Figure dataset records

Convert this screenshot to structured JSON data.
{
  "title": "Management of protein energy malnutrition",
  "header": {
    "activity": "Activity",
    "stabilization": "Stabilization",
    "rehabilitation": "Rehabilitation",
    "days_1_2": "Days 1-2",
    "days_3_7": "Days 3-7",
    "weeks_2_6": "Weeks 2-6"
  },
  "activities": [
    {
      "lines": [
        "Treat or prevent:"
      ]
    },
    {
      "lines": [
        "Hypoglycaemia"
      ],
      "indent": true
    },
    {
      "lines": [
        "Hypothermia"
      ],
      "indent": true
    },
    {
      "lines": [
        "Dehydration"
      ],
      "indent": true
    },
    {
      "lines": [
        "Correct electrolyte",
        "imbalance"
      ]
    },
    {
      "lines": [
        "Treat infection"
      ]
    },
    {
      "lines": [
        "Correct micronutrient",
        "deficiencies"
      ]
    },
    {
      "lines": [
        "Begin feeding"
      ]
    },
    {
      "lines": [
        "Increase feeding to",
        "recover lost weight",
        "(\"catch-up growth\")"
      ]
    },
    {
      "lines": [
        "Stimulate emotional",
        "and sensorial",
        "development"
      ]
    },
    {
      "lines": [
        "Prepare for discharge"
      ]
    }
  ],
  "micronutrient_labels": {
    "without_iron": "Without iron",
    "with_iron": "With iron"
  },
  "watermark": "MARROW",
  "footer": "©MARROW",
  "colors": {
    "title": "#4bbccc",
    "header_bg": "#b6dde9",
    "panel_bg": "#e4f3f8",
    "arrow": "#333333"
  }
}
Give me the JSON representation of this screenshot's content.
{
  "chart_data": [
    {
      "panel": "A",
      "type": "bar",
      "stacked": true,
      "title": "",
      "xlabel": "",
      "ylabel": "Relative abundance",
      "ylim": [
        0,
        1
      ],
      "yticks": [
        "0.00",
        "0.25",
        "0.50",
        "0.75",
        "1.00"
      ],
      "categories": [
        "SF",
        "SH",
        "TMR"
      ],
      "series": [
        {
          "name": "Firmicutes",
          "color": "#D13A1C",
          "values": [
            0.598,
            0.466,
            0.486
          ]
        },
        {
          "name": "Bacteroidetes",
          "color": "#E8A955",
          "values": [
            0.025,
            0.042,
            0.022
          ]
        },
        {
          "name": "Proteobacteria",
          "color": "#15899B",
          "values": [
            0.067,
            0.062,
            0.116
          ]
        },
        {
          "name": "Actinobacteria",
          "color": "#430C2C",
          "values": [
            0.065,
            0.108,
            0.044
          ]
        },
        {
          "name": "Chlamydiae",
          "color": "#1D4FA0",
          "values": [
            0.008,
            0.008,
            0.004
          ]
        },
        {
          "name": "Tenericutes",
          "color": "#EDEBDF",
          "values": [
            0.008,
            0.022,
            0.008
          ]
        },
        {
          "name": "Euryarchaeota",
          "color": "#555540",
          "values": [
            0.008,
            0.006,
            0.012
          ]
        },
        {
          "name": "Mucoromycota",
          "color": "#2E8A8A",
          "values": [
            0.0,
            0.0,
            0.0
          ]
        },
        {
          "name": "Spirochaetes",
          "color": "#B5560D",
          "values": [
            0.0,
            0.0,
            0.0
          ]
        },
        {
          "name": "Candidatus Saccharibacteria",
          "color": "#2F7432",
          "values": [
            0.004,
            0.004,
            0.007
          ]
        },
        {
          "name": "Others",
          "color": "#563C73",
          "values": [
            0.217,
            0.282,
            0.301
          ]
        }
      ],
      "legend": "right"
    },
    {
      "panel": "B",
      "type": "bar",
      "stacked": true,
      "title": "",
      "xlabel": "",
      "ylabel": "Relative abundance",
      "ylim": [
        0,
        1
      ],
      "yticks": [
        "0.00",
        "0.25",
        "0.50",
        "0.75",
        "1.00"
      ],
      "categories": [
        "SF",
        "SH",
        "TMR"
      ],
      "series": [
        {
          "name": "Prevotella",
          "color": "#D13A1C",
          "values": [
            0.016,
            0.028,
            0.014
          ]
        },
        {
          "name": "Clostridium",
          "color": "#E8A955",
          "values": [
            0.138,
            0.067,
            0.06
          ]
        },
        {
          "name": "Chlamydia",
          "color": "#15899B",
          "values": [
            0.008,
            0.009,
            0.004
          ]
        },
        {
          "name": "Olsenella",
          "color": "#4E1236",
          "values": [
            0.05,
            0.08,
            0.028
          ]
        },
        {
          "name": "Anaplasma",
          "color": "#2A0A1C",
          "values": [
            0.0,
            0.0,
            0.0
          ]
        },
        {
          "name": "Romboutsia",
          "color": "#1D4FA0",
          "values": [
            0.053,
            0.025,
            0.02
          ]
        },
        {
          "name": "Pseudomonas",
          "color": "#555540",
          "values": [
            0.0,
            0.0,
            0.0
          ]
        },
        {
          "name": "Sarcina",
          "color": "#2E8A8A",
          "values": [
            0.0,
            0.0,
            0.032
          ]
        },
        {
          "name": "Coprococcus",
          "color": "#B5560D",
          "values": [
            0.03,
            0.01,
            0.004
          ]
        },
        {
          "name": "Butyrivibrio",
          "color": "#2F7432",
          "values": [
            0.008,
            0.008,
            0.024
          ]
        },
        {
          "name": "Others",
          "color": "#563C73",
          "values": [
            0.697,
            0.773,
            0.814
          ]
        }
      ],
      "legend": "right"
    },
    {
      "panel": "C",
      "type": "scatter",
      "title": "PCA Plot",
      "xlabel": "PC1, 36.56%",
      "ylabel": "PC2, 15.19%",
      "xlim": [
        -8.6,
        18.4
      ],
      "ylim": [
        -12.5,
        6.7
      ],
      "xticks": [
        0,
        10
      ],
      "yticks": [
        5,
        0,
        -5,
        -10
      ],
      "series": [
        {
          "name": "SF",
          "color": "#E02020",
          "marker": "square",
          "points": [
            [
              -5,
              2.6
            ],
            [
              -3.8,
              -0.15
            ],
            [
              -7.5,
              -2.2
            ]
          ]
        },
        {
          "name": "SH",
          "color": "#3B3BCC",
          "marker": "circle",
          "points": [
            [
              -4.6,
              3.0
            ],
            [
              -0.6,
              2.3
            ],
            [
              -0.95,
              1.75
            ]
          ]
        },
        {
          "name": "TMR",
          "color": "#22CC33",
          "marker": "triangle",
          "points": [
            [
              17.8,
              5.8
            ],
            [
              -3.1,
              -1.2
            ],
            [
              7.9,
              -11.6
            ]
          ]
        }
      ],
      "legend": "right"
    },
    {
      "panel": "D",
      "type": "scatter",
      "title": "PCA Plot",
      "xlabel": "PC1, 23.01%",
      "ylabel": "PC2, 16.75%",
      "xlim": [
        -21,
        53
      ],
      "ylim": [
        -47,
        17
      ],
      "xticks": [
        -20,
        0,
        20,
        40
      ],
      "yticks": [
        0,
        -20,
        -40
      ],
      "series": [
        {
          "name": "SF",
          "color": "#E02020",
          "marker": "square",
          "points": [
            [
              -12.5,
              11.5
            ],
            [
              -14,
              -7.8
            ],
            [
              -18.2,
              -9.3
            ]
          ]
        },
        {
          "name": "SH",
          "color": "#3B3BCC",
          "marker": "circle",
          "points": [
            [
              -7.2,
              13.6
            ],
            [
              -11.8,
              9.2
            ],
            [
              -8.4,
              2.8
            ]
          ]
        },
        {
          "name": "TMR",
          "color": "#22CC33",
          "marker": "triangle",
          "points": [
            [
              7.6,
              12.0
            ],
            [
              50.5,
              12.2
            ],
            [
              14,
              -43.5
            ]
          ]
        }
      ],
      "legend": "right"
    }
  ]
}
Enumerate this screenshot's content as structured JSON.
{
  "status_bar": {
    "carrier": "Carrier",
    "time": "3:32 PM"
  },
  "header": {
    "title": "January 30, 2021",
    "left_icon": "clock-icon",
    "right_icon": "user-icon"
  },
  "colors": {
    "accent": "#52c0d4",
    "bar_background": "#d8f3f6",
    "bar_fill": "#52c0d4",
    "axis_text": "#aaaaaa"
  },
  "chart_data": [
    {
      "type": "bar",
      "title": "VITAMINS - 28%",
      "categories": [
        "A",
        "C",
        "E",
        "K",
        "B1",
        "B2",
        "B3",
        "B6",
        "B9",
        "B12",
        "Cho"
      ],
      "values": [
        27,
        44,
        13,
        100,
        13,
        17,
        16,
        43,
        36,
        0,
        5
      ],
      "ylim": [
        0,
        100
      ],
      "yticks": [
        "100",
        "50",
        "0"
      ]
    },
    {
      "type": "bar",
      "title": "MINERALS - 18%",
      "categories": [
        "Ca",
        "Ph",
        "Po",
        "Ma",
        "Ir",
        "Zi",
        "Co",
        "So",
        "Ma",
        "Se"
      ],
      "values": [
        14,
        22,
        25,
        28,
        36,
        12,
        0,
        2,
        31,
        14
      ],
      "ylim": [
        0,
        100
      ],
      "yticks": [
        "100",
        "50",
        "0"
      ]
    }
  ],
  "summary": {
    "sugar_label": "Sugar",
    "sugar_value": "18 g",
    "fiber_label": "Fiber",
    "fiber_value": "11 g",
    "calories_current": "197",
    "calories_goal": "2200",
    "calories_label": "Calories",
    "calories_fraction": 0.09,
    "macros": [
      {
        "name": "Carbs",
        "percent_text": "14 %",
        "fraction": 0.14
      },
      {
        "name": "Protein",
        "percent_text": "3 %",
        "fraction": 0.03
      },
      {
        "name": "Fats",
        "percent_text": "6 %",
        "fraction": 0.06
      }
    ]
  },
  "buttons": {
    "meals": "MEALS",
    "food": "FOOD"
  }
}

_Aim of the exercise_
What lines above contain "iron"? Copy them out.

_Task output_
    "without_iron": "Without iron",
    "with_iron": "With iron"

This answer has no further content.